- TASK TO CARRY OUT
Extract each line bearing the word "Acumulado".

— Begin —

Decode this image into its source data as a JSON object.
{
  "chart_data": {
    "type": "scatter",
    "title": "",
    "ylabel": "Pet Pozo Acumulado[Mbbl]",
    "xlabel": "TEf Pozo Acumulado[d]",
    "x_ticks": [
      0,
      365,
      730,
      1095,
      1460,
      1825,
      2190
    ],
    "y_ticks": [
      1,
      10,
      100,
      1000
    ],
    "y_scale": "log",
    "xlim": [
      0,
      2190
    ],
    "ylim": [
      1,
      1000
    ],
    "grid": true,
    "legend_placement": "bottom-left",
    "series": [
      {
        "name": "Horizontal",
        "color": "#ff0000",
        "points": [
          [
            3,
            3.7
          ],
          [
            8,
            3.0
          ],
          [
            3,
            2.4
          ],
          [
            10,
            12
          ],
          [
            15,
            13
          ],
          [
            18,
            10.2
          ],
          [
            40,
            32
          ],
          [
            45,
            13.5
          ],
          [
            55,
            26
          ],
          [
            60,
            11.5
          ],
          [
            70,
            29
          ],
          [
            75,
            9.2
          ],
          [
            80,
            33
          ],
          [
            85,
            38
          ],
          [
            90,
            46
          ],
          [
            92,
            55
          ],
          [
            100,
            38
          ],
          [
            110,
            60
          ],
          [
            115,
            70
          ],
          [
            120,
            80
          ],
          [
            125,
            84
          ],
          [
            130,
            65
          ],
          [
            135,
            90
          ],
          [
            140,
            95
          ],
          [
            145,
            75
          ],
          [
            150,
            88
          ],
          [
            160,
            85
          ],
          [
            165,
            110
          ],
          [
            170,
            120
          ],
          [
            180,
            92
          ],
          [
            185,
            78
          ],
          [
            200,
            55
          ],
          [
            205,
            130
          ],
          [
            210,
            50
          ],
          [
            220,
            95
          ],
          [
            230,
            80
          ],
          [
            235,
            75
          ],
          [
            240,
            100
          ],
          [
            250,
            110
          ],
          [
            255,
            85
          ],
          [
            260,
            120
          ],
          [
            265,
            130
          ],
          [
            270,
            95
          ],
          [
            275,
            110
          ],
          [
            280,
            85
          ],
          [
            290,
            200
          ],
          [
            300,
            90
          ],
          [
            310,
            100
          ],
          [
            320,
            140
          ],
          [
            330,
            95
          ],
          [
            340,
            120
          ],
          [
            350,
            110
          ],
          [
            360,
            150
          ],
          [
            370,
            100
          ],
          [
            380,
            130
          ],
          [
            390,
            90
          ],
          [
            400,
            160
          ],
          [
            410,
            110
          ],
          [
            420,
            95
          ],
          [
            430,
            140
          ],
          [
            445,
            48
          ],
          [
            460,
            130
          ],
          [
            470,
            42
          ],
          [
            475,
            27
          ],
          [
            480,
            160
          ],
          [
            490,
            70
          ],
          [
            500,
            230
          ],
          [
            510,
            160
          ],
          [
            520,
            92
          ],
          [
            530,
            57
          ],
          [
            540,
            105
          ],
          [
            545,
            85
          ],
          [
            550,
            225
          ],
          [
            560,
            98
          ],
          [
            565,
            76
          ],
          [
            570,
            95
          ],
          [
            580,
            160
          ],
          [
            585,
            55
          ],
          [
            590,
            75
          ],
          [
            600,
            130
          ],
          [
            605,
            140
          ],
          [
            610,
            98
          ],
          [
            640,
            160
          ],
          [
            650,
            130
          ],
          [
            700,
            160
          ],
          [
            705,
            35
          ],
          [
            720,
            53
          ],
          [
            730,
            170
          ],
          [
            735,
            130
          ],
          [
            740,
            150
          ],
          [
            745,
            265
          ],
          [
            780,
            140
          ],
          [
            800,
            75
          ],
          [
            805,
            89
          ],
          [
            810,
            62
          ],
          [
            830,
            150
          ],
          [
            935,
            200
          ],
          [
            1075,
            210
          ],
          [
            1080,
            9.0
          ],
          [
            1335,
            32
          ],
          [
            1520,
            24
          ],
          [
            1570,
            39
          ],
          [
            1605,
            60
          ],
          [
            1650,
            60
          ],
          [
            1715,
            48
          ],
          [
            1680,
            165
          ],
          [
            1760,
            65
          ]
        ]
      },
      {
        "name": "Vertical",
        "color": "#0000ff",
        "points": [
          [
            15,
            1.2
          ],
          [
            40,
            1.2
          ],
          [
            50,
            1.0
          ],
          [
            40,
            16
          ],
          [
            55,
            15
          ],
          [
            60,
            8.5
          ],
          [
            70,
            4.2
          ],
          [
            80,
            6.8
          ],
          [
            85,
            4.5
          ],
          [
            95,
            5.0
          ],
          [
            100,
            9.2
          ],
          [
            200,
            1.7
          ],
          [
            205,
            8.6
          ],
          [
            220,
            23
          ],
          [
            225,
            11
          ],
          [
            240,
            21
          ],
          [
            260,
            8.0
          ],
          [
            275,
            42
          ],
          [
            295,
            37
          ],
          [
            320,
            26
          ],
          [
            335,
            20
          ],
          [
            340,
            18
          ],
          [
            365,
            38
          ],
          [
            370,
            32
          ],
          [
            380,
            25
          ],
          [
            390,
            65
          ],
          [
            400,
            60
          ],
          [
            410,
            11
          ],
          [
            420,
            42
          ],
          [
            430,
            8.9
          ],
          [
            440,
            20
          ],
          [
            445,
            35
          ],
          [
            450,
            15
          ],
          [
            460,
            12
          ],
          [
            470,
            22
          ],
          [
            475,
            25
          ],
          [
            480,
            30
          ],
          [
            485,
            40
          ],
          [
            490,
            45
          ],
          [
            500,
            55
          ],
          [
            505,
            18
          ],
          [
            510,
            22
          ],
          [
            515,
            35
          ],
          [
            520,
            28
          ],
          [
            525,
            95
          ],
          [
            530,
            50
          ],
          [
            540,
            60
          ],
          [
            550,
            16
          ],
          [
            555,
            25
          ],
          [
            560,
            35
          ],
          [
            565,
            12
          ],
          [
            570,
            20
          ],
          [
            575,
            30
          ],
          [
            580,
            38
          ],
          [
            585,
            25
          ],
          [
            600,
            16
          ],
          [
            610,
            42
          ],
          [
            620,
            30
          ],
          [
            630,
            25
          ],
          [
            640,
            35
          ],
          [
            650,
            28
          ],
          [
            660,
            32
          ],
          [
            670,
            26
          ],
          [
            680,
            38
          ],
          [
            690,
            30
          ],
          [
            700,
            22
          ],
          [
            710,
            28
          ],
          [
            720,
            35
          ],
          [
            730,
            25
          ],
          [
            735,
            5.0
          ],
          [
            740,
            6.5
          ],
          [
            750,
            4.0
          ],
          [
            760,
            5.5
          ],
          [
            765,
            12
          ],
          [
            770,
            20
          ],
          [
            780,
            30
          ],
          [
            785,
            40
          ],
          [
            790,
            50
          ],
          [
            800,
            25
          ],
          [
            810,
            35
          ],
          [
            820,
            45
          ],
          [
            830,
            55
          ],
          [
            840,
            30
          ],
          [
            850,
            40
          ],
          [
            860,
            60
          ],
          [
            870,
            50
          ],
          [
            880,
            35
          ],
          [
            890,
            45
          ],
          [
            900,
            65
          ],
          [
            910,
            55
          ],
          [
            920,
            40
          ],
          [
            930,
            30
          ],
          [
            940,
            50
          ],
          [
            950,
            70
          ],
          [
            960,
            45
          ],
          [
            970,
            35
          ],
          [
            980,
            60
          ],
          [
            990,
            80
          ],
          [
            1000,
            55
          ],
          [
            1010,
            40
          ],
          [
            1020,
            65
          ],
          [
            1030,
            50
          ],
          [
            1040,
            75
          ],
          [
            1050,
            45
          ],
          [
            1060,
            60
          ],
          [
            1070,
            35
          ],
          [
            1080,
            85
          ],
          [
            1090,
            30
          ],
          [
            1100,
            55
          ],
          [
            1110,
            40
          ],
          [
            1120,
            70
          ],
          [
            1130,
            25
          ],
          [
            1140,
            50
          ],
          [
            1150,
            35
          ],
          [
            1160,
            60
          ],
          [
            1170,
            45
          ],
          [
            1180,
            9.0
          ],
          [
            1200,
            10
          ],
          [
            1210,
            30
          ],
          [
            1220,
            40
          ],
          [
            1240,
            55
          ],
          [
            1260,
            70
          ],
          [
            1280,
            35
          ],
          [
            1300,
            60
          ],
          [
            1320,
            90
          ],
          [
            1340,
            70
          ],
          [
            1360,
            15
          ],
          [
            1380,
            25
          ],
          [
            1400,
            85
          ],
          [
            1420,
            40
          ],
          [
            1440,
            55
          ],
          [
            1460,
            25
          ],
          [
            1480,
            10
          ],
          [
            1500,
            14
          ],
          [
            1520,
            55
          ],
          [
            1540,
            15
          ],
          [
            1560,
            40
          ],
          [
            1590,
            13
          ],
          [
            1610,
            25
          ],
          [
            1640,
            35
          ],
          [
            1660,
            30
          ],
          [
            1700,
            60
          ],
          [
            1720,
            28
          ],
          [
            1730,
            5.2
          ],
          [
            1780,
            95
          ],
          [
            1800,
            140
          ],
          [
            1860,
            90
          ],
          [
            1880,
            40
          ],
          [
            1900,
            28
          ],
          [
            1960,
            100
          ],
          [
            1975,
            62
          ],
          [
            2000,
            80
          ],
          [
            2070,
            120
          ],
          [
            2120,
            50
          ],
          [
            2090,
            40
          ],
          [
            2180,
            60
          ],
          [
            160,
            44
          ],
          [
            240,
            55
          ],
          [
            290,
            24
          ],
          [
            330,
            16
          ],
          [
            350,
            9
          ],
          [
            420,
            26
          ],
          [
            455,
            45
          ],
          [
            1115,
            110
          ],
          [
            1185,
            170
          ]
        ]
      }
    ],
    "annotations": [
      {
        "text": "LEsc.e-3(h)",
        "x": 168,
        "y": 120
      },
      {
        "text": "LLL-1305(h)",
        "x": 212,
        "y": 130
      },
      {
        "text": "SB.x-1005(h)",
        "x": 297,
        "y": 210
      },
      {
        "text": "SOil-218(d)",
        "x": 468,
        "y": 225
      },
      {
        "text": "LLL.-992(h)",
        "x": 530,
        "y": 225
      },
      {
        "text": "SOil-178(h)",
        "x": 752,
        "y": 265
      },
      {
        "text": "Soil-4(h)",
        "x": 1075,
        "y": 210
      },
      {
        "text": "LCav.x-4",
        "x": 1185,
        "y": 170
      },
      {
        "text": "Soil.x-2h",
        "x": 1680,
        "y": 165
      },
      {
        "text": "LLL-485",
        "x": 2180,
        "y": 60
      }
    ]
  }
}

— End —

- TASK RESPONSE
    "ylabel": "Pet Pozo Acumulado[Mbbl]",
    "xlabel": "TEf Pozo Acumulado[d]",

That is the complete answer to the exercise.